REQUIRED TASK: Extract every record, keeping each one exactly as it is.

GIVEN ENTRIES:

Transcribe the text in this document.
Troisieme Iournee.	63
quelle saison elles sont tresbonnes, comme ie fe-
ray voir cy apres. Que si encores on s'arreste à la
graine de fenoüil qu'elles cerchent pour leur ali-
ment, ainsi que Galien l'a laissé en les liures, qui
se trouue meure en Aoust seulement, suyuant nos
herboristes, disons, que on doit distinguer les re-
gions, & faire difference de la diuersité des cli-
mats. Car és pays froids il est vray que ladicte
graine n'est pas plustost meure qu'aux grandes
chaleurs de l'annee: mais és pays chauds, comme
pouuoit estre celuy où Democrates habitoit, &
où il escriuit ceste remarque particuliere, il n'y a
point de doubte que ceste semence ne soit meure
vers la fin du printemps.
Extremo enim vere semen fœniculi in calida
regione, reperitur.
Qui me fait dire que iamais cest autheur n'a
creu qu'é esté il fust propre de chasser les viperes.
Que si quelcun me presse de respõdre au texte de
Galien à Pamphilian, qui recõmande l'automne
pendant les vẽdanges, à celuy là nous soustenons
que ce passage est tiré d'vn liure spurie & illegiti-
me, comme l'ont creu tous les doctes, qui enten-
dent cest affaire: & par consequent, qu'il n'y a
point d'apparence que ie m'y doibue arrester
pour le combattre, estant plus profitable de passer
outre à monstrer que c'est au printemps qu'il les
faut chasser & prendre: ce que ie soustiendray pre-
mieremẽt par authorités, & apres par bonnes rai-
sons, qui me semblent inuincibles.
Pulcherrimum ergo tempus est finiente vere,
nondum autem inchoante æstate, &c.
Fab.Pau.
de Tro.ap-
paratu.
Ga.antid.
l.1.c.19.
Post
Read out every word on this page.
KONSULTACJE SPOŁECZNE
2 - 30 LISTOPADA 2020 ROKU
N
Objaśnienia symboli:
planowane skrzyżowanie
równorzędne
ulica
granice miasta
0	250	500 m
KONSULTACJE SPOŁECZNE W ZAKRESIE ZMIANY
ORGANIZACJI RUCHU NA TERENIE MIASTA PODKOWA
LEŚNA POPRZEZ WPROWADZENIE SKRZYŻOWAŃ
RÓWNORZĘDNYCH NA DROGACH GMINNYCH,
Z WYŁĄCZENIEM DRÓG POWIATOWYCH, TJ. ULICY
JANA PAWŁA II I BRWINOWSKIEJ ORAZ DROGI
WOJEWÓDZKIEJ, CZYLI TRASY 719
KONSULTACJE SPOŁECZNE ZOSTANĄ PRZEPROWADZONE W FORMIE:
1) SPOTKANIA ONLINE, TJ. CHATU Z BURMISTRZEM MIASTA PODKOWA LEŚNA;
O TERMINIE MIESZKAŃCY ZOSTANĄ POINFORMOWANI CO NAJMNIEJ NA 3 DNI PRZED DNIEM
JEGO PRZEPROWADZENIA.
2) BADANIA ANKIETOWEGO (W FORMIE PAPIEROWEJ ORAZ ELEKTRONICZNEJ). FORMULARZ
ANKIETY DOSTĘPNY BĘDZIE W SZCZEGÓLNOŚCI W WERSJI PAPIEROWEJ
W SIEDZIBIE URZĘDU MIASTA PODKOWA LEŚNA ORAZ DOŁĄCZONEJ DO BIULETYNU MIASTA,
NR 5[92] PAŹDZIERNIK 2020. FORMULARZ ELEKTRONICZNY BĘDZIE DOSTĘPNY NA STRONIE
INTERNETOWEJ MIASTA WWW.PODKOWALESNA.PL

SOLUTION BELOW:
Transcribe the text in this document.
Troisieme Iournee.	63
quelle saison elles sont tresbonnes, comme ie fe-
ray voir cy apres. Que si encores on s'arreste à la
graine de fenoüil qu'elles cerchent pour leur ali-
ment, ainsi que Galien l'a laissé en les liures, qui
se trouue meure en Aoust seulement, suyuant nos
herboristes, disons, que on doit distinguer les re-
gions, & faire difference de la diuersité des cli-
mats. Car és pays froids il est vray que ladicte
graine n'est pas plustost meure qu'aux grandes
chaleurs de l'annee: mais és pays chauds, comme
pouuoit estre celuy où Democrates habitoit, &
où il escriuit ceste remarque particuliere, il n'y a
point de doubte que ceste semence ne soit meure
vers la fin du printemps.
Extremo enim vere semen fœniculi in calida
regione, reperitur.
Qui me fait dire que iamais cest autheur n'a
creu qu'é esté il fust propre de chasser les viperes.
Que si quelcun me presse de respõdre au texte de
Galien à Pamphilian, qui recõmande l'automne
pendant les vẽdanges, à celuy là nous soustenons
que ce passage est tiré d'vn liure spurie & illegiti-
me, comme l'ont creu tous les doctes, qui enten-
dent cest affaire: & par consequent, qu'il n'y a
point d'apparence que ie m'y doibue arrester
pour le combattre, estant plus profitable de passer
outre à monstrer que c'est au printemps qu'il les
faut chasser & prendre: ce que ie soustiendray pre-
mieremẽt par authorités, & apres par bonnes rai-
sons, qui me semblent inuincibles.
Pulcherrimum ergo tempus est finiente vere,
nondum autem inchoante æstate, &c.
Fab.Pau.
de Tro.ap-
paratu.
Ga.antid.
l.1.c.19.
Post
Read out every word on this page.
KONSULTACJE SPOŁECZNE
2 - 30 LISTOPADA 2020 ROKU
N
Objaśnienia symboli:
planowane skrzyżowanie
równorzędne
ulica
granice miasta
0	250	500 m
KONSULTACJE SPOŁECZNE W ZAKRESIE ZMIANY
ORGANIZACJI RUCHU NA TERENIE MIASTA PODKOWA
LEŚNA POPRZEZ WPROWADZENIE SKRZYŻOWAŃ
RÓWNORZĘDNYCH NA DROGACH GMINNYCH,
Z WYŁĄCZENIEM DRÓG POWIATOWYCH, TJ. ULICY
JANA PAWŁA II I BRWINOWSKIEJ ORAZ DROGI
WOJEWÓDZKIEJ, CZYLI TRASY 719
KONSULTACJE SPOŁECZNE ZOSTANĄ PRZEPROWADZONE W FORMIE:
1) SPOTKANIA ONLINE, TJ. CHATU Z BURMISTRZEM MIASTA PODKOWA LEŚNA;
O TERMINIE MIESZKAŃCY ZOSTANĄ POINFORMOWANI CO NAJMNIEJ NA 3 DNI PRZED DNIEM
JEGO PRZEPROWADZENIA.
2) BADANIA ANKIETOWEGO (W FORMIE PAPIEROWEJ ORAZ ELEKTRONICZNEJ). FORMULARZ
ANKIETY DOSTĘPNY BĘDZIE W SZCZEGÓLNOŚCI W WERSJI PAPIEROWEJ
W SIEDZIBIE URZĘDU MIASTA PODKOWA LEŚNA ORAZ DOŁĄCZONEJ DO BIULETYNU MIASTA,
NR 5[92] PAŹDZIERNIK 2020. FORMULARZ ELEKTRONICZNY BĘDZIE DOSTĘPNY NA STRONIE
INTERNETOWEJ MIASTA WWW.PODKOWALESNA.PL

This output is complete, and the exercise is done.